• Task directions:
Answer these questions from the article on Kenneth McLeod's research.
(a) Which muscle does the article call the second heart?
(b) What name is given for chronic low blood pressure?
(c) Which two websites are listed for more details?

• Document segment:
━━━━━━━━━━━━━━━━

Bioengineering Professor Looks for Ways to Prevent Chronic Diseases Connected with Aging Through His Research on the Body's Complex Muscle Systems
Source Newsroom: Binghamton University, State University of New York
Through his research focused on understanding physiologic systems as complex systems, bioengineering professor Kenneth McLeod looks for ways to diagnose, prevent and treat chronic conditions that represent major challenges in modern health care, including pain management, musculo-skeletal injuries, diabetes, Alzheimer’s disease, Parkinson’s disease, osteoporosis and chronic heart failure.
McLeod has developed technologies that have been commercialized for the treatment of pain, and to assist in the rehabilitation and prevention of musculoskeletal injury. For more details, visit www.BielCorp.com or www.Sonostics.com.
To understand much of his recent work, one must realize that the body contains two hearts. The primary heart in the chest is responsible for pumping blood out to the body, but the lesser-known, second heart — the soleus muscle in the back part of the leg’s calf — is what pumps the blood back.
“And just like your cardiac muscle can fail, the muscles in your leg can fail,” McLeod says. “And when they fail, there are numerous complications, one of which is your blood pressure drops.” This creates chronic low blood pressure, called hypotension, which is linked to many of the common chronic diseases associated with aging.
McLeod’s lab developed technology that serves to enhance second heart activity, “just like you put a pace maker into a person to prevent them from having a heart attack,” McLeod says. “In the same way, we can pace the second heart.”

━━━━━━━━━━━━━━━━

• Given entries:

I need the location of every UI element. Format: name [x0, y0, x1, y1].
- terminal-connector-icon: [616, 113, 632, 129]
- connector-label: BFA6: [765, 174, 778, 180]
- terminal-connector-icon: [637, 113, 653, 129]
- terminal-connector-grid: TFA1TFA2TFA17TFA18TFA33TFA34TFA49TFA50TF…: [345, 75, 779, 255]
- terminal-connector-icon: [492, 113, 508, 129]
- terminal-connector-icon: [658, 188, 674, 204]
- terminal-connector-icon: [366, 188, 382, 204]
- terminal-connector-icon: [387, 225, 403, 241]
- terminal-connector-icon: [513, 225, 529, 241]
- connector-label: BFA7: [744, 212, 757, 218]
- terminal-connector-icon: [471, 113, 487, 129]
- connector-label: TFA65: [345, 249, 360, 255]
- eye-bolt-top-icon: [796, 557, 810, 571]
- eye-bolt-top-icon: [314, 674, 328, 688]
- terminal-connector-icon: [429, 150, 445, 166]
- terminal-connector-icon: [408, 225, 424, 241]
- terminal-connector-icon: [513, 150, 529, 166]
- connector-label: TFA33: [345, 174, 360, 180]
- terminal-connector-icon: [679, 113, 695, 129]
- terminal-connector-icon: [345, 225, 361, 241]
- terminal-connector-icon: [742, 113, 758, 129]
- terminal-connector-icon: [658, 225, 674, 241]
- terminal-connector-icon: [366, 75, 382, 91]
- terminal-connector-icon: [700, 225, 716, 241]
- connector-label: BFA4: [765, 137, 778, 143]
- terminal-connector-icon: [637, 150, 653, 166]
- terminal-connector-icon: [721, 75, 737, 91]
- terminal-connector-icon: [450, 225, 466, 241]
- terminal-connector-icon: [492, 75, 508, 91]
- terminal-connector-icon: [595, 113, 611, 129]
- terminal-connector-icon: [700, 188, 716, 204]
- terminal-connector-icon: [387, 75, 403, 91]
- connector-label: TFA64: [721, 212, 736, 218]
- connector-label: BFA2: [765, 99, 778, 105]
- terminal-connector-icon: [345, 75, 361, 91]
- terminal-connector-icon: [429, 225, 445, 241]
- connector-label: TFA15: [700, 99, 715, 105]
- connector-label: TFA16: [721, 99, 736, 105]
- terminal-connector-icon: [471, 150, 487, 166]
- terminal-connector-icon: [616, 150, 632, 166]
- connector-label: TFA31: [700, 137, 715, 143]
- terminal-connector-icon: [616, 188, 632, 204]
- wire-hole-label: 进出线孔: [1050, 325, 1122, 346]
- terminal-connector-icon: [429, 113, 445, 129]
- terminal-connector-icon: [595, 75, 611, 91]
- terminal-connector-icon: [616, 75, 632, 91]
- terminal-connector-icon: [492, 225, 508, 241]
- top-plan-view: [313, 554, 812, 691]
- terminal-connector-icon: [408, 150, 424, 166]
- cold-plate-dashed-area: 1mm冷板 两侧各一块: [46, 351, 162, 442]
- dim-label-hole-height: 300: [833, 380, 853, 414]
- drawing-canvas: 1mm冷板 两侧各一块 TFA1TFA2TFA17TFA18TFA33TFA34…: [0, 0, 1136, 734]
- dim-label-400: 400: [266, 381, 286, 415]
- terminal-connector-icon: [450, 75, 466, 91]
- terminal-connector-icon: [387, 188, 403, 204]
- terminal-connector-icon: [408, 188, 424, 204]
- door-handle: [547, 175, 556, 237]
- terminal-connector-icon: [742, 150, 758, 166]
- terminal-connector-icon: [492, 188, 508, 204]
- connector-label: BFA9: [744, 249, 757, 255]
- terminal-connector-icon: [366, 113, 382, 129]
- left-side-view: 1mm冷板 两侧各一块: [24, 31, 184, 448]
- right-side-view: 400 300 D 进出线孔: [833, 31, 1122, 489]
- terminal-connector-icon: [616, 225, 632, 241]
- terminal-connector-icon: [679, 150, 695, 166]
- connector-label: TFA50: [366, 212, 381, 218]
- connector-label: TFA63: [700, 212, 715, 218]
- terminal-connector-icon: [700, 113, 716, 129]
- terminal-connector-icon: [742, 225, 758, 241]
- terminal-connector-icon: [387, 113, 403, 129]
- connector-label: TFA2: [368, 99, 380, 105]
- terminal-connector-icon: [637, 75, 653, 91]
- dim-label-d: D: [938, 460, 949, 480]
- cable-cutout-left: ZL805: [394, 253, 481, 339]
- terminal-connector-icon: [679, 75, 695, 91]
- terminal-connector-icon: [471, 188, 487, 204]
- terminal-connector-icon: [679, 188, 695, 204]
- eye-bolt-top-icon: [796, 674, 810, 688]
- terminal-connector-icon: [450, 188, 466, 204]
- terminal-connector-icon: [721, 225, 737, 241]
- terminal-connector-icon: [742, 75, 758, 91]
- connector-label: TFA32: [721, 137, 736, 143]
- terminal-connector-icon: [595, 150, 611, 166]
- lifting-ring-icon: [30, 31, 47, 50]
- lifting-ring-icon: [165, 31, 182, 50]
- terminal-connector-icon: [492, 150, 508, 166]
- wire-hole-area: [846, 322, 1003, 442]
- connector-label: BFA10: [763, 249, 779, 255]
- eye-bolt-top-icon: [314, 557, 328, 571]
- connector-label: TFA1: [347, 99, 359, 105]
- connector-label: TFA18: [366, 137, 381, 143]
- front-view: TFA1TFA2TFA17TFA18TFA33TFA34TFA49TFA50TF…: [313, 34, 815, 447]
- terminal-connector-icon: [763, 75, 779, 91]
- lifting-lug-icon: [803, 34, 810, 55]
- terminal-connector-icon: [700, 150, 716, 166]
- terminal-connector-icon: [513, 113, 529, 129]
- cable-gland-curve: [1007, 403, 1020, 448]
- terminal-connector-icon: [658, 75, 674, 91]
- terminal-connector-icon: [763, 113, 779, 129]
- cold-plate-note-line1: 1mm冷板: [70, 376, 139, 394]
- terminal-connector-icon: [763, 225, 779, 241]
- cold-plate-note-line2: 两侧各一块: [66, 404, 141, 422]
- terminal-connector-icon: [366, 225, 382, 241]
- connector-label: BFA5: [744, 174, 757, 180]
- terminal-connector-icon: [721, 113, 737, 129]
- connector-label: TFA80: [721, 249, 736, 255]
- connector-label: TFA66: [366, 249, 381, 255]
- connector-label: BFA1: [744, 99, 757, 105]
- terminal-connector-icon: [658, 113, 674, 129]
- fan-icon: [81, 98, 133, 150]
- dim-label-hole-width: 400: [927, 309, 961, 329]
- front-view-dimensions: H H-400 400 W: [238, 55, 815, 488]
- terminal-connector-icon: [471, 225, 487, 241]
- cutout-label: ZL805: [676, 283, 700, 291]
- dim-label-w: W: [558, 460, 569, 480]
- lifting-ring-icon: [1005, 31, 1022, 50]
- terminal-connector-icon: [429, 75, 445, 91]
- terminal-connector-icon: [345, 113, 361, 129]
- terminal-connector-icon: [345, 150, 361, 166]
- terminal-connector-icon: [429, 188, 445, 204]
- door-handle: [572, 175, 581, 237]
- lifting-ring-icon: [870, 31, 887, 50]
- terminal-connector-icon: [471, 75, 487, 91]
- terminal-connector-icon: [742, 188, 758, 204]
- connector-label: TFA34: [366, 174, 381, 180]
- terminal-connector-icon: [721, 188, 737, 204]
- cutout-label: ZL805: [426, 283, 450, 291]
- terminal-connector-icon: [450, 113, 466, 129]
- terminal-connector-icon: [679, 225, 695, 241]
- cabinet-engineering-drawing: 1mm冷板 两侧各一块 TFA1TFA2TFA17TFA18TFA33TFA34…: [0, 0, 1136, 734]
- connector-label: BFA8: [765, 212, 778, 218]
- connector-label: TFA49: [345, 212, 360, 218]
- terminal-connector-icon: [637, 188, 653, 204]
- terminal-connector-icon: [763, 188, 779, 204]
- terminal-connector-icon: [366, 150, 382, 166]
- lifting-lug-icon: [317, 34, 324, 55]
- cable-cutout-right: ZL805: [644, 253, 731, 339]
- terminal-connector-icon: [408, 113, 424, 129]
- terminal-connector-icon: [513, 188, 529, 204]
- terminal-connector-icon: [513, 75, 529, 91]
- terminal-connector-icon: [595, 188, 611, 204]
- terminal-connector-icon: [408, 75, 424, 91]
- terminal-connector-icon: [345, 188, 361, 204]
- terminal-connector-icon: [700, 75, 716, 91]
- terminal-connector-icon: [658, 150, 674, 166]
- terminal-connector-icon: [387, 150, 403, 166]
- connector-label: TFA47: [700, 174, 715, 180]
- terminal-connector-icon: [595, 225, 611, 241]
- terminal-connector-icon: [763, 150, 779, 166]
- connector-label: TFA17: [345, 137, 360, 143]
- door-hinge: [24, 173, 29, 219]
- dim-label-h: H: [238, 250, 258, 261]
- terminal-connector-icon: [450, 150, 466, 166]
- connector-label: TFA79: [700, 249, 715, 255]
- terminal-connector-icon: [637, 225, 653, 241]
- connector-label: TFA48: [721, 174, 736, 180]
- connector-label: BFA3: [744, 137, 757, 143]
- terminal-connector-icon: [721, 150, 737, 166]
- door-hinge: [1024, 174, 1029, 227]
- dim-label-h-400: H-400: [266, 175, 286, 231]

━━━━━━━━━━━━━━━━

• Result:
(a) The soleus muscle in the back part of the leg's calf.
(b) Hypotension.
(c) www.BielCorp.com and www.Sonostics.com.